#### Set exercise:
Check every line below for the word "xlabel" and show those that hold it.

[Rows from a figure dataset]
--- Begin ---

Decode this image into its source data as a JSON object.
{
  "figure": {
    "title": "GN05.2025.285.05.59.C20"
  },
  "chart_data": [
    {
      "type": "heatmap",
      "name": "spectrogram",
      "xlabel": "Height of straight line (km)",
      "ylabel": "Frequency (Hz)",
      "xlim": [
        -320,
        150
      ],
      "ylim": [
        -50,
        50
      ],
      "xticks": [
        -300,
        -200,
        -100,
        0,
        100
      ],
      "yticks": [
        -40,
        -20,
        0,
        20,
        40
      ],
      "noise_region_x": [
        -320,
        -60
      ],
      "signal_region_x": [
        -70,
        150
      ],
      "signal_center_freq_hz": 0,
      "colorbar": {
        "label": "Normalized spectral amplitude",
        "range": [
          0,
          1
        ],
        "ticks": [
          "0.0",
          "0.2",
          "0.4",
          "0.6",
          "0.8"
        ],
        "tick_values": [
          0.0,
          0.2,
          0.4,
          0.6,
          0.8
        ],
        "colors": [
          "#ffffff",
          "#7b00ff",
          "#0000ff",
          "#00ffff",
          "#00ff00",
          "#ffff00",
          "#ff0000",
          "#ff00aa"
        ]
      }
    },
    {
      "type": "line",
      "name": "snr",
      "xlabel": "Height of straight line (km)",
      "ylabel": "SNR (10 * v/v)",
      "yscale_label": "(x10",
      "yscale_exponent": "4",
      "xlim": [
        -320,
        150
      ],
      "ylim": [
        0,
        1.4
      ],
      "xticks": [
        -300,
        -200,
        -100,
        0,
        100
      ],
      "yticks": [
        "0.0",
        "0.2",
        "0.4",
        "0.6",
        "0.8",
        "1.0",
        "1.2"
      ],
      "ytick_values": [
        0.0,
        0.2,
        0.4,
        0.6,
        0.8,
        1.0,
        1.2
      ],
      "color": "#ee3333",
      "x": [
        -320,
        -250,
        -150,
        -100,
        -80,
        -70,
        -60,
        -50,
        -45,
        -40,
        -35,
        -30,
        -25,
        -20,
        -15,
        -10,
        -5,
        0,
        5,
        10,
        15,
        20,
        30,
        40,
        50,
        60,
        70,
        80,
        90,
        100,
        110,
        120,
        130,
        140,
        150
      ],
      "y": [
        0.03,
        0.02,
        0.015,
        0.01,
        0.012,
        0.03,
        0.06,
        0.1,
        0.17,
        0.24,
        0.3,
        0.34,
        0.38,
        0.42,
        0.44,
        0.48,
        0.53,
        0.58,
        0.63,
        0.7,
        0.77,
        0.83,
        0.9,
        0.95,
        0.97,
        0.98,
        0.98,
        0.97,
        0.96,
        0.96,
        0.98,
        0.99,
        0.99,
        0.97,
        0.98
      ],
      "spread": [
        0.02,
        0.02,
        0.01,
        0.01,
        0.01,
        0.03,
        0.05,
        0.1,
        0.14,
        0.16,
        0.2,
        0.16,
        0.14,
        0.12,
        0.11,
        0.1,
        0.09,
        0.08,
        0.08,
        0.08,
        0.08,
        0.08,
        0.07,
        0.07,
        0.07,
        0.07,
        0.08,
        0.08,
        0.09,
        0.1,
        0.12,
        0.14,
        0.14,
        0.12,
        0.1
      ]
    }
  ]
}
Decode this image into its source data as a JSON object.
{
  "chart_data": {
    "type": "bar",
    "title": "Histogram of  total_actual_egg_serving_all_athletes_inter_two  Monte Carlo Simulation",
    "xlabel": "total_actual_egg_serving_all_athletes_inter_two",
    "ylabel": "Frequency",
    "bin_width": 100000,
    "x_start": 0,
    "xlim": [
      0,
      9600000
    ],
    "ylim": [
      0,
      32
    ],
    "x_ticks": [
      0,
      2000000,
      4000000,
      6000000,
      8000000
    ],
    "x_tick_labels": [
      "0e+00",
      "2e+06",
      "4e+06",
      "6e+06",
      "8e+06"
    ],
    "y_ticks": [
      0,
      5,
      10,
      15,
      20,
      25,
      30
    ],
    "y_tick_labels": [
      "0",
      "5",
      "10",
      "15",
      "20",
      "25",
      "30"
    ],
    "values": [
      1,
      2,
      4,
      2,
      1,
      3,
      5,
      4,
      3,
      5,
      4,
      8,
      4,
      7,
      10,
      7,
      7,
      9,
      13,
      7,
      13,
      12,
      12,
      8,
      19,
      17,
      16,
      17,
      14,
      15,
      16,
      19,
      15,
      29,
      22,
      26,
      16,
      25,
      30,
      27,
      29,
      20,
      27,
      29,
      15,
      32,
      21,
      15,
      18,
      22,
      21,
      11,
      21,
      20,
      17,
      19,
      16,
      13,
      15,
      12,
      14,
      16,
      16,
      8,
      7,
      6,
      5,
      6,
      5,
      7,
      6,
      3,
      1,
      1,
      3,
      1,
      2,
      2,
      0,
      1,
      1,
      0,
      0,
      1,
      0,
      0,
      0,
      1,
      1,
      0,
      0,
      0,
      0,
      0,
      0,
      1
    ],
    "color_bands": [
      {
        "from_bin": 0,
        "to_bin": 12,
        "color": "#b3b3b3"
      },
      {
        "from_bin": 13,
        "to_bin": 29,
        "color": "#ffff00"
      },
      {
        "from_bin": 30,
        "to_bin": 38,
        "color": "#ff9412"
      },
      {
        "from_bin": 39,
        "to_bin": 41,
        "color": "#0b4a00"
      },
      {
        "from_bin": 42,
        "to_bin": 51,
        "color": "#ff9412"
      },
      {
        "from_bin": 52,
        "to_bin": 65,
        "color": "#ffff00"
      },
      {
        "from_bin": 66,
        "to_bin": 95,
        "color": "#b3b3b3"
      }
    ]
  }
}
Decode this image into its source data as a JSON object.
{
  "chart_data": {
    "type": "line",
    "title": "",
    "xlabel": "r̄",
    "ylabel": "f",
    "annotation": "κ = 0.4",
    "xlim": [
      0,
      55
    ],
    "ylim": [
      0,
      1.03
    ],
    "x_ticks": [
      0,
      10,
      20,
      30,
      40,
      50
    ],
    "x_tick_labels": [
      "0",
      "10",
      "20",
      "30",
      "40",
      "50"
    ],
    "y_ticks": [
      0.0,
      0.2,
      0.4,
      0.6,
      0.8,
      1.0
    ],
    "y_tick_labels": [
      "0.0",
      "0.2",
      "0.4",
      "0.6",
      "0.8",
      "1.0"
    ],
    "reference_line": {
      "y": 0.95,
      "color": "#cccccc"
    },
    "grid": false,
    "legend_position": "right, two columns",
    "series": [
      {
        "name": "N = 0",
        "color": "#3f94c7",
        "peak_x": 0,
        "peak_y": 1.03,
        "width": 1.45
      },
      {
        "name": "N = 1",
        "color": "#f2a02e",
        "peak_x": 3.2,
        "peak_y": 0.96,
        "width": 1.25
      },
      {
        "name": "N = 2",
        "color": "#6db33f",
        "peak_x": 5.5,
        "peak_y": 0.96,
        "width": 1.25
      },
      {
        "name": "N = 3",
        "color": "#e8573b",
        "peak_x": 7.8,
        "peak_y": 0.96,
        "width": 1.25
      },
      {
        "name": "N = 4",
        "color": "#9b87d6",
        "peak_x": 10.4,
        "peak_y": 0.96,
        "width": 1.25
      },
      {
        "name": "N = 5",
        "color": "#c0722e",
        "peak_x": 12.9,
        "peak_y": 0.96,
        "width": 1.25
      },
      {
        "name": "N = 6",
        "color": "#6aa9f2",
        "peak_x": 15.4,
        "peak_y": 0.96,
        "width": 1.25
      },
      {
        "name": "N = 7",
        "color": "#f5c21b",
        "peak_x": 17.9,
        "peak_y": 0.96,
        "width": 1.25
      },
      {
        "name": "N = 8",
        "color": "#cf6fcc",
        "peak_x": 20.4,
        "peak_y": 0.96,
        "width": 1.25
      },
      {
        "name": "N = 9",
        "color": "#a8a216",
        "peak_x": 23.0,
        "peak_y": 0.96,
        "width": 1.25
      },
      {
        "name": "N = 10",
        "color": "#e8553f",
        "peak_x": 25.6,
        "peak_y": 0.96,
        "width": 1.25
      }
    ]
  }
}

--- End ---

#### Response below:
      "xlabel": "Height of straight line (km)",
      "xlabel": "Height of straight line (km)",
    "xlabel": "total_actual_egg_serving_all_athletes_inter_two",
    "xlabel": "r̄",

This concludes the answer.